Entries taken from a collection

──────

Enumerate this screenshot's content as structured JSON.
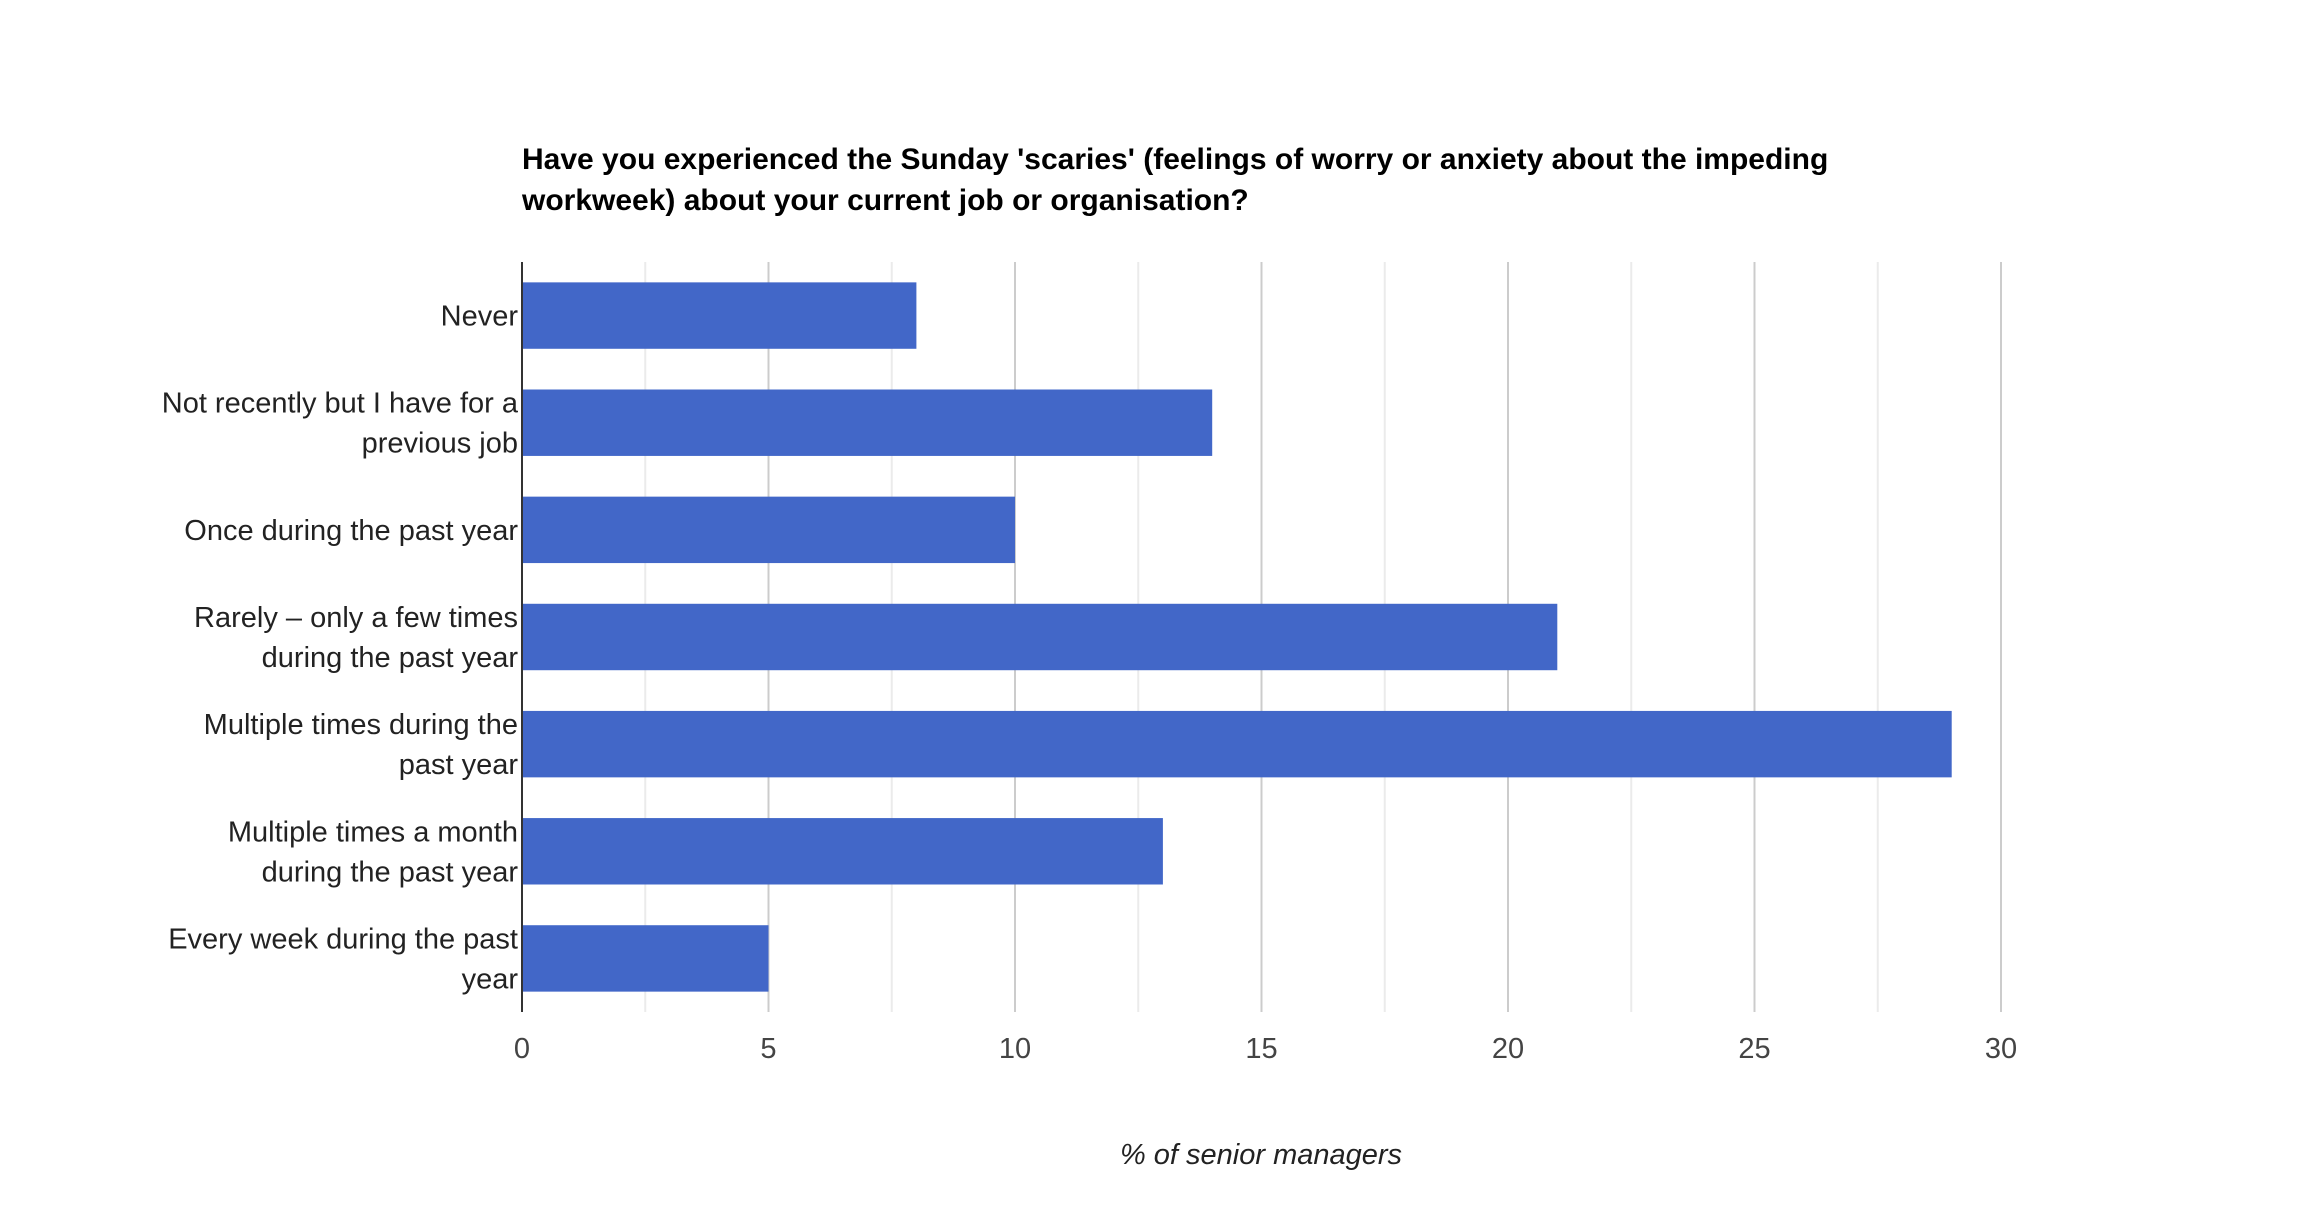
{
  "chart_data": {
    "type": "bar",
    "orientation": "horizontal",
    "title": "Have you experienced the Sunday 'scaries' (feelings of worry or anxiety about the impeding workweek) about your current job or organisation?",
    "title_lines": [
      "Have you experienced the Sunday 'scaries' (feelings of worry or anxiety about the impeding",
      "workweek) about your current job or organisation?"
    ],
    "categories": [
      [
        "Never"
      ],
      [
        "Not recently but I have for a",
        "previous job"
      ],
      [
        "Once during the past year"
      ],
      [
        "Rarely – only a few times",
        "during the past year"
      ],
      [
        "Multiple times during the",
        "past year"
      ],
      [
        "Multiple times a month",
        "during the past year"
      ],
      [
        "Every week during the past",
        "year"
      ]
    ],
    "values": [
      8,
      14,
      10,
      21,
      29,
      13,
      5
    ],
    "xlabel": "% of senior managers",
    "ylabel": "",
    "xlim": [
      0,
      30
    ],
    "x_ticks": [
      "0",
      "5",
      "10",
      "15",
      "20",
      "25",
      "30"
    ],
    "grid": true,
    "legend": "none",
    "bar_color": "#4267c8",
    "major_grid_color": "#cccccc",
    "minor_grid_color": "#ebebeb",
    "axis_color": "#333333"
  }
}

──────

→ **Direction**
Retype everything in the material word for word, minus pictures.

→ **Solution for this task**
Enumerate this screenshot's content as structured JSON.
{
  "chart_data": {
    "type": "bar",
    "orientation": "horizontal",
    "title": "Have you experienced the Sunday 'scaries' (feelings of worry or anxiety about the impeding workweek) about your current job or organisation?",
    "title_lines": [
      "Have you experienced the Sunday 'scaries' (feelings of worry or anxiety about the impeding",
      "workweek) about your current job or organisation?"
    ],
    "categories": [
      [
        "Never"
      ],
      [
        "Not recently but I have for a",
        "previous job"
      ],
      [
        "Once during the past year"
      ],
      [
        "Rarely – only a few times",
        "during the past year"
      ],
      [
        "Multiple times during the",
        "past year"
      ],
      [
        "Multiple times a month",
        "during the past year"
      ],
      [
        "Every week during the past",
        "year"
      ]
    ],
    "values": [
      8,
      14,
      10,
      21,
      29,
      13,
      5
    ],
    "xlabel": "% of senior managers",
    "ylabel": "",
    "xlim": [
      0,
      30
    ],
    "x_ticks": [
      "0",
      "5",
      "10",
      "15",
      "20",
      "25",
      "30"
    ],
    "grid": true,
    "legend": "none",
    "bar_color": "#4267c8",
    "major_grid_color": "#cccccc",
    "minor_grid_color": "#ebebeb",
    "axis_color": "#333333"
  }
}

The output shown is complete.